▸ Objective
Sift the listing for lines that hold the string "Survey" and pull them out.

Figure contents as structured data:
───
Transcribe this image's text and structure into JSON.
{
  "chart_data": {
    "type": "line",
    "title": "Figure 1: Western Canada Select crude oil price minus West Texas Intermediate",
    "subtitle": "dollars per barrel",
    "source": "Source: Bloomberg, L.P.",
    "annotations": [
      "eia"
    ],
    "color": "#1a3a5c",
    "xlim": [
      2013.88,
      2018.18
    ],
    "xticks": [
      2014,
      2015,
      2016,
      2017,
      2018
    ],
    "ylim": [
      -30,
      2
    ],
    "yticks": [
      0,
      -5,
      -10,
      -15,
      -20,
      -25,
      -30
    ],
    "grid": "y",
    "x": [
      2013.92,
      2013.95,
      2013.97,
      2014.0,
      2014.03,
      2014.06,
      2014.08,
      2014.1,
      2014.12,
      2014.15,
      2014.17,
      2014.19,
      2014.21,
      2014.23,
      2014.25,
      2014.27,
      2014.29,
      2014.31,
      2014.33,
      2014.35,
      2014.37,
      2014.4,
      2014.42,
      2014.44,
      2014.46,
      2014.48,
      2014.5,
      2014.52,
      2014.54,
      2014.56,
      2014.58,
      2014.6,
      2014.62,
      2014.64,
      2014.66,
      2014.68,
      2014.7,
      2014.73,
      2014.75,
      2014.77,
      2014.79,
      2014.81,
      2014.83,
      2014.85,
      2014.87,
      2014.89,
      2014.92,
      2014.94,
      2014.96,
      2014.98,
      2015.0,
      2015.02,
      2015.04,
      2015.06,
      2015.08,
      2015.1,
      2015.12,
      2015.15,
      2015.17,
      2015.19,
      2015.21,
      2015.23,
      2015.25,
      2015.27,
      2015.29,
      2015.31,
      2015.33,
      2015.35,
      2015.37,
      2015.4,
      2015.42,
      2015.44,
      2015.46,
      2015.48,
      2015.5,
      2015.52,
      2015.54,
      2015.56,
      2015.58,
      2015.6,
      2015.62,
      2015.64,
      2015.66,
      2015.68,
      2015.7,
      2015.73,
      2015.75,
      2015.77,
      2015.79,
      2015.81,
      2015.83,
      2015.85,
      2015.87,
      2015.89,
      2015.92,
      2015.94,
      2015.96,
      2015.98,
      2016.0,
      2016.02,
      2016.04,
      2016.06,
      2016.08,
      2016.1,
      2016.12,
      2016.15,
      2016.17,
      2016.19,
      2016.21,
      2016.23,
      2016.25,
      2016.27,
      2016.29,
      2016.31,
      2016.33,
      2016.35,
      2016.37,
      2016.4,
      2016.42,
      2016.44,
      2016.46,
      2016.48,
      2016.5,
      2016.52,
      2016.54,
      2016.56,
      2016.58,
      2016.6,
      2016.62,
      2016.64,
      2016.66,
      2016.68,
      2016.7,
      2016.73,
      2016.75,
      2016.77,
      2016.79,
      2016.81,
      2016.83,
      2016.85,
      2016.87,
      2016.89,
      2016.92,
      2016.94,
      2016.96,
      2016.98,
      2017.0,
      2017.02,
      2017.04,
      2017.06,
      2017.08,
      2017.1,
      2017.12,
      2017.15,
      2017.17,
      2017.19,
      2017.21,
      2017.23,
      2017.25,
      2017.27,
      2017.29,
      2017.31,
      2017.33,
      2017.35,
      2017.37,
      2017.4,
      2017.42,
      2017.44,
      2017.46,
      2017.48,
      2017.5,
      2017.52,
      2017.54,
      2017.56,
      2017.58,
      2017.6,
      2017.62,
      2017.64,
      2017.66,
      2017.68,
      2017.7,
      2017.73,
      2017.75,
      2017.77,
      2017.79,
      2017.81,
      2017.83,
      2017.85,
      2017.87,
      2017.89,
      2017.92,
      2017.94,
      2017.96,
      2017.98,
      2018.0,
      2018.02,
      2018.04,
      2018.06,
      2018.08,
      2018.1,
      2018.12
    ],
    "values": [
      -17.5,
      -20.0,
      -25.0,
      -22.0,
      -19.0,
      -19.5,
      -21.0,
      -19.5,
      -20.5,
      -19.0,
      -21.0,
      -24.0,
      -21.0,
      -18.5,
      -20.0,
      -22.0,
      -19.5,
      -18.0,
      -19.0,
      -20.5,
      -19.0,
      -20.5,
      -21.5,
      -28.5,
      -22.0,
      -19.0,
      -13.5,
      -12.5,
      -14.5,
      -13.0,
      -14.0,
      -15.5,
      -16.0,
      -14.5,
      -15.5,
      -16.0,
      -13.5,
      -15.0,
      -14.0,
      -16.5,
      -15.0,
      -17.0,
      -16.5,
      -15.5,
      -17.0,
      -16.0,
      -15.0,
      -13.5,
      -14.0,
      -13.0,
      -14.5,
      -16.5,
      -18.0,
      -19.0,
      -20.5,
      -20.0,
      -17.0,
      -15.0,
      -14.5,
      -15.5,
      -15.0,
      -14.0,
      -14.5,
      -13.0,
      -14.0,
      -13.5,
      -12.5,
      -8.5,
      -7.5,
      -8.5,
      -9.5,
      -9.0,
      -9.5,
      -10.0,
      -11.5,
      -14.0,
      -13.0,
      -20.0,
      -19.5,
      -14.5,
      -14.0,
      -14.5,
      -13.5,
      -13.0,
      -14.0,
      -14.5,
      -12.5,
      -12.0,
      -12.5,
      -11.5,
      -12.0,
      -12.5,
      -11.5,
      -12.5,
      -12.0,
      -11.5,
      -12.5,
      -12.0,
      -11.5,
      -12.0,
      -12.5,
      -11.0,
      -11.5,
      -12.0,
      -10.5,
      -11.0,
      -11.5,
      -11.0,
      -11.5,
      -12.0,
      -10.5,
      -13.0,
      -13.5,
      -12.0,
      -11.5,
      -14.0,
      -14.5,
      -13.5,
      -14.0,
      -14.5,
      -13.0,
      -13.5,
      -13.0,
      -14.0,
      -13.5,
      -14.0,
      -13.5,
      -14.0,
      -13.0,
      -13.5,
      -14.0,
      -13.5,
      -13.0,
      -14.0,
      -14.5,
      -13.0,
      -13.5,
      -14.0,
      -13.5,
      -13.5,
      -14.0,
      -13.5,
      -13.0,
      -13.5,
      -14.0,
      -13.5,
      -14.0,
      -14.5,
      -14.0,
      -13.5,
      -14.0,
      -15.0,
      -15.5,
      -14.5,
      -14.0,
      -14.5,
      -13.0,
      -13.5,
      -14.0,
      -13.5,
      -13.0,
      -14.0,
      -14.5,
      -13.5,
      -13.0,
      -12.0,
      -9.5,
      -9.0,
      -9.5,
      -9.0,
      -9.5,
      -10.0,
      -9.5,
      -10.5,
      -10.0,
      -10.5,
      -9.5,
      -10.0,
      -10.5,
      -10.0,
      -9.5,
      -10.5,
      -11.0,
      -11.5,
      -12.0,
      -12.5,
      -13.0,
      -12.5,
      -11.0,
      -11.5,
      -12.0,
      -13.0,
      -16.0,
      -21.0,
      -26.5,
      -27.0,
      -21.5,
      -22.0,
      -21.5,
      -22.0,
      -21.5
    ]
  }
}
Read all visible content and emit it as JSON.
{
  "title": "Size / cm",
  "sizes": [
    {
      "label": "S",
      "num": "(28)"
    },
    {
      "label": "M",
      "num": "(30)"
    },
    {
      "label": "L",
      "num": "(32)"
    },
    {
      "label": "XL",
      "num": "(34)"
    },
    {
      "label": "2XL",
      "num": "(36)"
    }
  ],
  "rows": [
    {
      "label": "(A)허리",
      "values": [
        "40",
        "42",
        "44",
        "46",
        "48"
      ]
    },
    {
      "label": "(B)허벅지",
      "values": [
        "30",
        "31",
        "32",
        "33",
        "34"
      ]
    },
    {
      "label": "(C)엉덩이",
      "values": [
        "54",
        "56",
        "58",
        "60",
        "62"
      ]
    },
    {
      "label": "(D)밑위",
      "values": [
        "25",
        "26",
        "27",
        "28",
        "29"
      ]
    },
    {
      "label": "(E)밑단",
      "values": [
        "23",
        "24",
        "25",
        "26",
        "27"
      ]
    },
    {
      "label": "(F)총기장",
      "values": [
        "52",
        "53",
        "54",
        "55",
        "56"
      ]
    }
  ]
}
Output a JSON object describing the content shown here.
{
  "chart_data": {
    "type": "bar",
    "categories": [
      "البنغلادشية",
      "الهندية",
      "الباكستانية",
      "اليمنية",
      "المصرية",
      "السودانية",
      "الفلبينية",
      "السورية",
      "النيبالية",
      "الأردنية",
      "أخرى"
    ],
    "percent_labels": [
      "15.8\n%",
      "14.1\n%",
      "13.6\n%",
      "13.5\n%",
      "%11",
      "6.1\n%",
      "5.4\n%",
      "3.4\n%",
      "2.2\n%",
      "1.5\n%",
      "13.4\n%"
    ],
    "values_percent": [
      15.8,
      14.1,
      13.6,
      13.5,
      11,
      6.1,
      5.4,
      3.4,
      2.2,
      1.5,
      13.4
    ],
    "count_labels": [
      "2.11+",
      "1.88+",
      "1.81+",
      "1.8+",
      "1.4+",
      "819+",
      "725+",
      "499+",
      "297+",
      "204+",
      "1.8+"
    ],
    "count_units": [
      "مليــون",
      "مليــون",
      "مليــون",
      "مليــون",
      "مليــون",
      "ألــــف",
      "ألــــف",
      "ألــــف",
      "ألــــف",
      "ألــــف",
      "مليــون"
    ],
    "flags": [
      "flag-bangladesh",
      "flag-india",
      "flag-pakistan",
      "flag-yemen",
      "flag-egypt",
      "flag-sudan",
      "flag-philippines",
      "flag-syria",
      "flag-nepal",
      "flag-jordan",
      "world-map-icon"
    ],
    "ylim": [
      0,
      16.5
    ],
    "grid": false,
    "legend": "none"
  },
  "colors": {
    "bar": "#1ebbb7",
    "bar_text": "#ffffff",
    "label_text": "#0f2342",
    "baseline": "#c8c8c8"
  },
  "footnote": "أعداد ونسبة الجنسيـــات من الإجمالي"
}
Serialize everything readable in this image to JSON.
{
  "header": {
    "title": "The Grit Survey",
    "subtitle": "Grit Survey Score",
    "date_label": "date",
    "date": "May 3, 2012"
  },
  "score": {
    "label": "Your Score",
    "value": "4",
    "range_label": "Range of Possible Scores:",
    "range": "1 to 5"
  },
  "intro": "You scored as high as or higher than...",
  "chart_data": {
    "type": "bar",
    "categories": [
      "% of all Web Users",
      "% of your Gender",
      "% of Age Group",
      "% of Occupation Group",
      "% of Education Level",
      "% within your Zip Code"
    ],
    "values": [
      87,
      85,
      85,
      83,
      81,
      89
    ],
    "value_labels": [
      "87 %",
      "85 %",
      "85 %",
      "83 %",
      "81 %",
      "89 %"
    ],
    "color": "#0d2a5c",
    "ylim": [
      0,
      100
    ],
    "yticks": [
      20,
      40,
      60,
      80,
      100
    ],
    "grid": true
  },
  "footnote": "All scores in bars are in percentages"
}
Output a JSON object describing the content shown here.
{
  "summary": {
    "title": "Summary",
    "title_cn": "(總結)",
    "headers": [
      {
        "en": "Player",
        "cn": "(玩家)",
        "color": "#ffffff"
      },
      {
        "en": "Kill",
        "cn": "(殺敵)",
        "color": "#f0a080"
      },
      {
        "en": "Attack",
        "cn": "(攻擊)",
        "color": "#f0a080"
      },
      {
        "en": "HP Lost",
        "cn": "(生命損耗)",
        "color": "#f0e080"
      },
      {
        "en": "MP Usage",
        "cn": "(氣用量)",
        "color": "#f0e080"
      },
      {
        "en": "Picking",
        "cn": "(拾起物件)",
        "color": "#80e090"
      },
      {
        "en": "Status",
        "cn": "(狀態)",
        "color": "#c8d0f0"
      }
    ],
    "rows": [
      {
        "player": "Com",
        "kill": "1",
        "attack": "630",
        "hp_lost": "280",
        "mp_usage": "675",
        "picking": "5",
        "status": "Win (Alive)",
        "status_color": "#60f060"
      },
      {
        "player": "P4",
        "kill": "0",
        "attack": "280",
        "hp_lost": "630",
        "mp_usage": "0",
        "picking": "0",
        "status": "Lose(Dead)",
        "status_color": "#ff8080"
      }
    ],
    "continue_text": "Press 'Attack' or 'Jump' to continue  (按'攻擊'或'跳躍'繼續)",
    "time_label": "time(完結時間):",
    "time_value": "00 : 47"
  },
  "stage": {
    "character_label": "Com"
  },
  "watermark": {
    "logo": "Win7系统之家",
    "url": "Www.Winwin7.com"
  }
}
───
▸ Response for this exercise
    "title": "The Grit Survey",
    "subtitle": "Grit Survey Score",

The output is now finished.